■ **Stated task**: Work through the data below and give the number of lines holding "Master", nothing more.
----
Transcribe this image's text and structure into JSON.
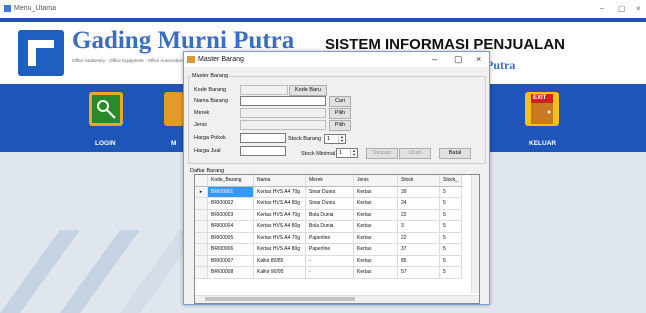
{
  "window": {
    "title": "Menu_Utama",
    "minimize": "–",
    "restore": "▢",
    "close": "×"
  },
  "header": {
    "company": "Gading Murni Putra",
    "company_sub": "Office Stationery - Office Equipment - Office Automation",
    "system_title": "SISTEM INFORMASI PENJUALAN",
    "company_suffix": "Putra"
  },
  "menu": {
    "login_label": "LOGIN",
    "m_label": "M",
    "keluar_label": "KELUAR",
    "exit_sign": "EXIT"
  },
  "dialog": {
    "title": "Master Barang",
    "minimize": "–",
    "restore": "▢",
    "close": "×",
    "group_master": "Master Barang",
    "kode_label": "Kode Barang",
    "kode_baru_button": "Kode Baru",
    "nama_label": "Nama Barang",
    "cari_button": "Cari",
    "merek_label": "Merek",
    "pilih_merek_button": "Pilih",
    "jenis_label": "Jenis",
    "pilih_jenis_button": "Pilih",
    "harga_pokok_label": "Harga Pokok",
    "harga_jual_label": "Harga Jual",
    "stock_barang_label": "Stock Barang",
    "stock_barang_value": "1",
    "stock_minimal_label": "Stock Minimal",
    "stock_minimal_value": "1",
    "simpan_button": "Simpan",
    "ubah_button": "Ubah",
    "batal_button": "Batal",
    "group_daftar": "Daftar Barang",
    "columns": [
      "Kode_Barang",
      "Nama",
      "Merek",
      "Jenis",
      "Stock",
      "Stock_"
    ],
    "rows": [
      [
        "BRI00001",
        "Kertas HVS A4 70g",
        "Sinar Dunia",
        "Kertas",
        "39",
        "5"
      ],
      [
        "BRI00002",
        "Kertas HVS A4 80g",
        "Sinar Dunia",
        "Kertas",
        "24",
        "5"
      ],
      [
        "BRI00003",
        "Kertas HVS A4 70g",
        "Bola Dunia",
        "Kertas",
        "22",
        "5"
      ],
      [
        "BRI00004",
        "Kertas HVS A4 80g",
        "Bola Dunia",
        "Kertas",
        "3",
        "5"
      ],
      [
        "BRI00005",
        "Kertas HVS A4 70g",
        "Paperline",
        "Kertas",
        "22",
        "5"
      ],
      [
        "BRI00006",
        "Kertas HVS A4 80g",
        "Paperline",
        "Kertas",
        "37",
        "5"
      ],
      [
        "BRI00007",
        "Kalkir 80/85",
        "-",
        "Kertas",
        "85",
        "5"
      ],
      [
        "BRI00008",
        "Kalkir 90/95",
        "-",
        "Kertas",
        "57",
        "5"
      ]
    ]
  }
}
----
■ **The completed task**: 2